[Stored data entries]
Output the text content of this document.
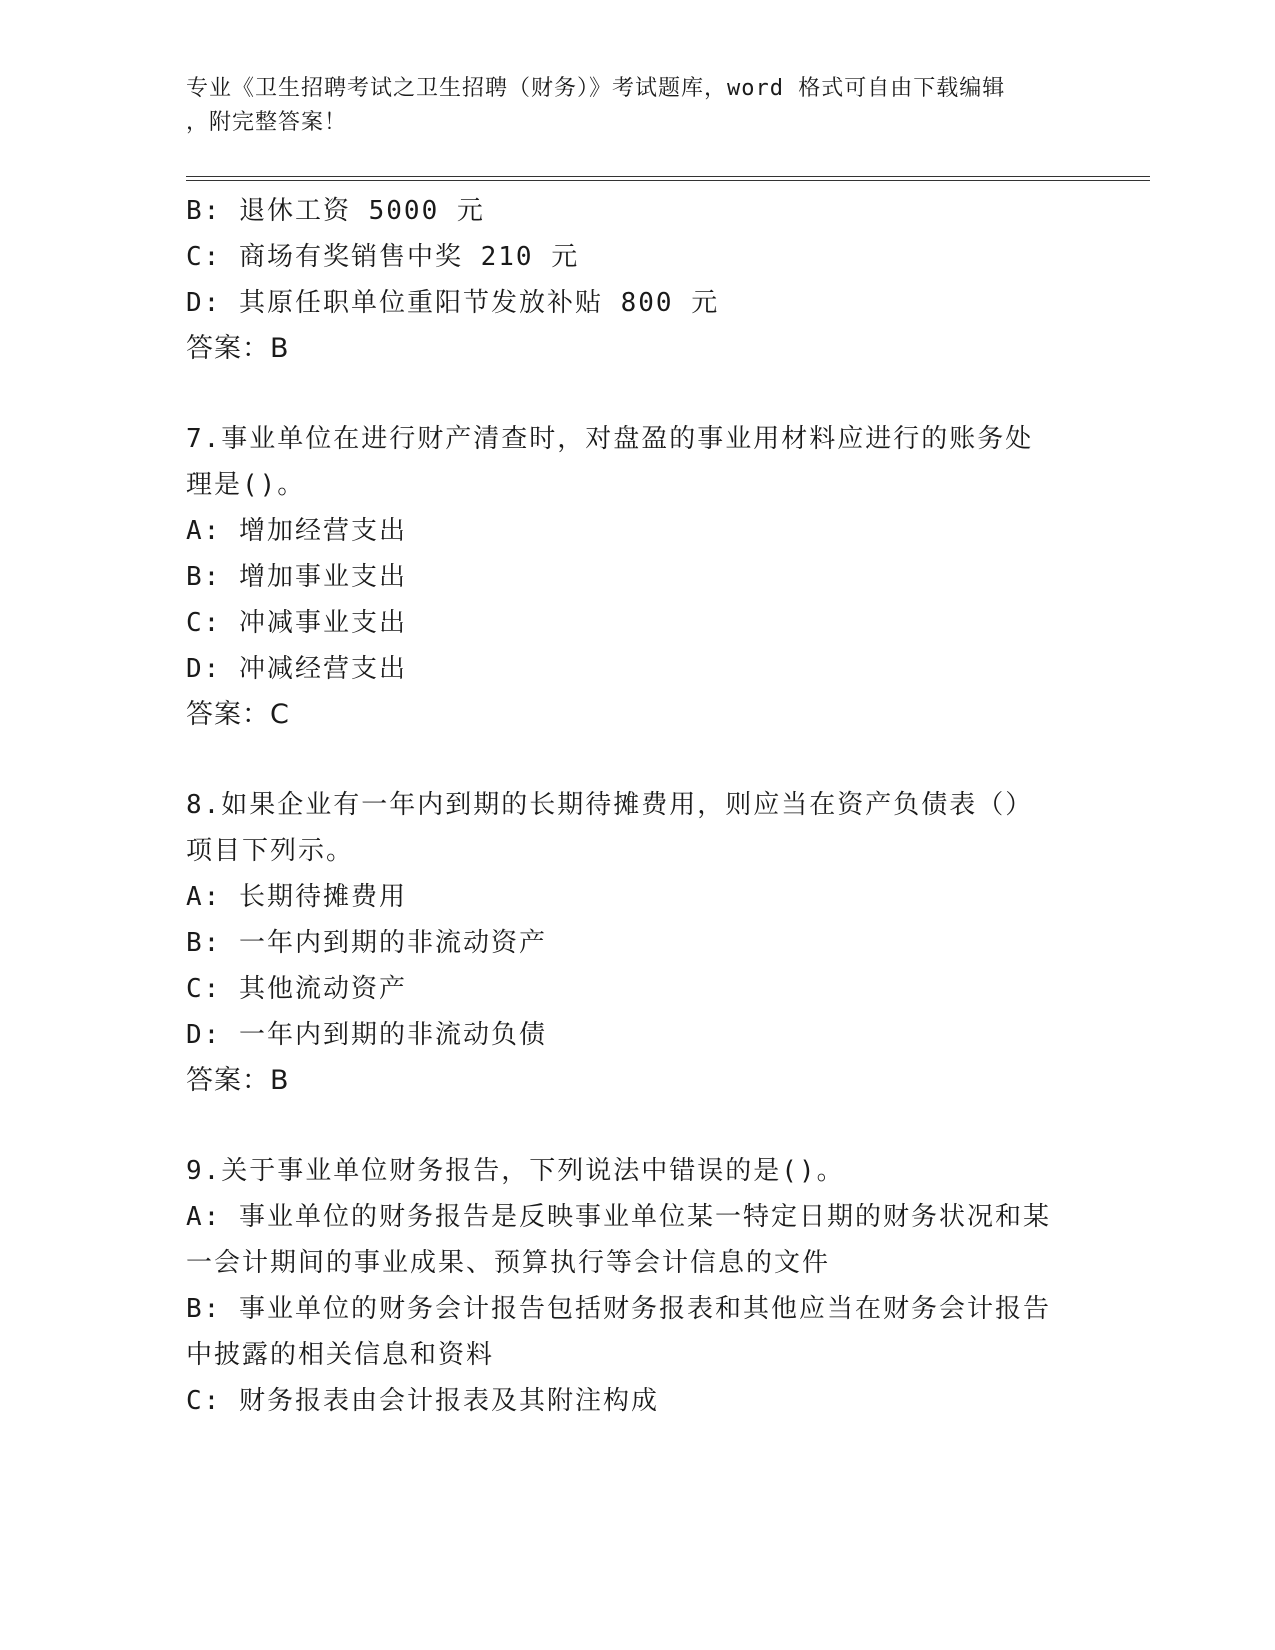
专业《卫生招聘考试之卫生招聘（财务）》考试题库，word 格式可自由下载编辑
，附完整答案！
B: 退休工资 5000 元
C: 商场有奖销售中奖 210 元
D: 其原任职单位重阳节发放补贴 800 元
答案：B
7.事业单位在进行财产清查时，对盘盈的事业用材料应进行的账务处
理是()。
A: 增加经营支出
B: 增加事业支出
C: 冲减事业支出
D: 冲减经营支出
答案：C
8.如果企业有一年内到期的长期待摊费用，则应当在资产负债表（）
项目下列示。
A: 长期待摊费用
B: 一年内到期的非流动资产
C: 其他流动资产
D: 一年内到期的非流动负债
答案：B
9.关于事业单位财务报告，下列说法中错误的是()。
A: 事业单位的财务报告是反映事业单位某一特定日期的财务状况和某
一会计期间的事业成果、预算执行等会计信息的文件
B: 事业单位的财务会计报告包括财务报表和其他应当在财务会计报告
中披露的相关信息和资料
C: 财务报表由会计报表及其附注构成
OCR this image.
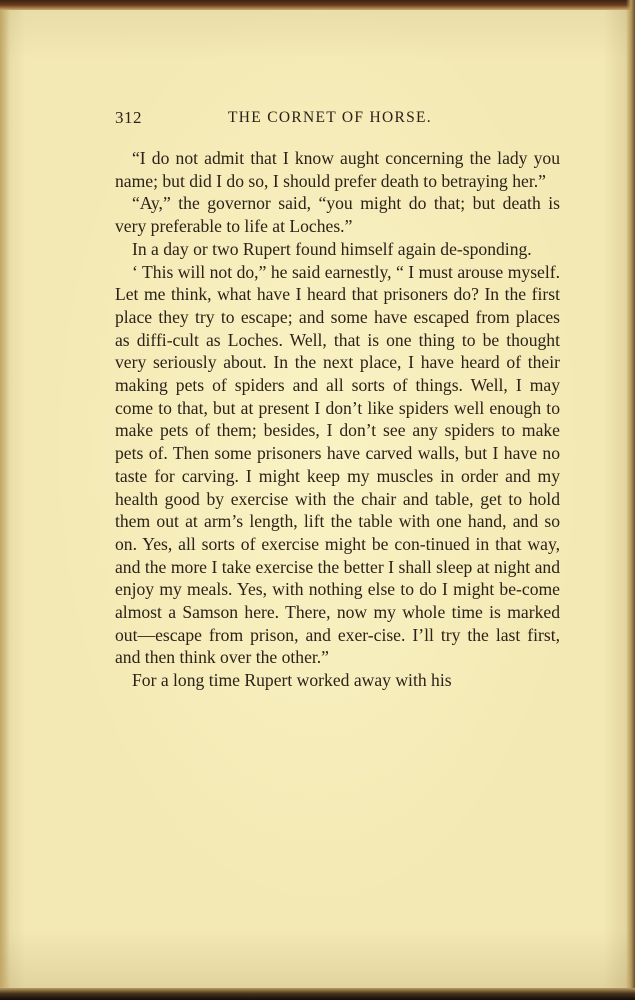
312	THE CORNET OF HORSE.

“I do not admit that I know aught concerning the lady you name; but did I do so, I should prefer death to betraying her.”

“Ay,” the governor said, “you might do that; but death is very preferable to life at Loches.”

In a day or two Rupert found himself again de-sponding.

‘ This will not do,” he said earnestly, “ I must arouse myself. Let me think, what have I heard that prisoners do? In the first place they try to escape; and some have escaped from places as diffi-cult as Loches. Well, that is one thing to be thought very seriously about. In the next place, I have heard of their making pets of spiders and all sorts of things. Well, I may come to that, but at present I don’t like spiders well enough to make pets of them; besides, I don’t see any spiders to make pets of. Then some prisoners have carved walls, but I have no taste for carving. I might keep my muscles in order and my health good by exercise with the chair and table, get to hold them out at arm’s length, lift the table with one hand, and so on. Yes, all sorts of exercise might be con-tinued in that way, and the more I take exercise the better I shall sleep at night and enjoy my meals. Yes, with nothing else to do I might be-come almost a Samson here. There, now my whole time is marked out—escape from prison, and exer-cise. I’ll try the last first, and then think over the other.”

For a long time Rupert worked away with his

— GIVEN EXERCISE —
Make an exact copy of every record, pictures excluded.

— ANSWER FOR THIS EXERCISE —
Output the text content of this document.
专业《卫生招聘考试之卫生招聘（财务）》考试题库，word 格式可自由下载编辑
，附完整答案！
B: 退休工资 5000 元
C: 商场有奖销售中奖 210 元
D: 其原任职单位重阳节发放补贴 800 元
答案：B
7.事业单位在进行财产清查时，对盘盈的事业用材料应进行的账务处
理是()。
A: 增加经营支出
B: 增加事业支出
C: 冲减事业支出
D: 冲减经营支出
答案：C
8.如果企业有一年内到期的长期待摊费用，则应当在资产负债表（）
项目下列示。
A: 长期待摊费用
B: 一年内到期的非流动资产
C: 其他流动资产
D: 一年内到期的非流动负债
答案：B
9.关于事业单位财务报告，下列说法中错误的是()。
A: 事业单位的财务报告是反映事业单位某一特定日期的财务状况和某
一会计期间的事业成果、预算执行等会计信息的文件
B: 事业单位的财务会计报告包括财务报表和其他应当在财务会计报告
中披露的相关信息和资料
C: 财务报表由会计报表及其附注构成
OCR this image.
312	THE CORNET OF HORSE.

“I do not admit that I know aught concerning the lady you name; but did I do so, I should prefer death to betraying her.”

“Ay,” the governor said, “you might do that; but death is very preferable to life at Loches.”

In a day or two Rupert found himself again de-sponding.

‘ This will not do,” he said earnestly, “ I must arouse myself. Let me think, what have I heard that prisoners do? In the first place they try to escape; and some have escaped from places as diffi-cult as Loches. Well, that is one thing to be thought very seriously about. In the next place, I have heard of their making pets of spiders and all sorts of things. Well, I may come to that, but at present I don’t like spiders well enough to make pets of them; besides, I don’t see any spiders to make pets of. Then some prisoners have carved walls, but I have no taste for carving. I might keep my muscles in order and my health good by exercise with the chair and table, get to hold them out at arm’s length, lift the table with one hand, and so on. Yes, all sorts of exercise might be con-tinued in that way, and the more I take exercise the better I shall sleep at night and enjoy my meals. Yes, with nothing else to do I might be-come almost a Samson here. There, now my whole time is marked out—escape from prison, and exer-cise. I’ll try the last first, and then think over the other.”

For a long time Rupert worked away with his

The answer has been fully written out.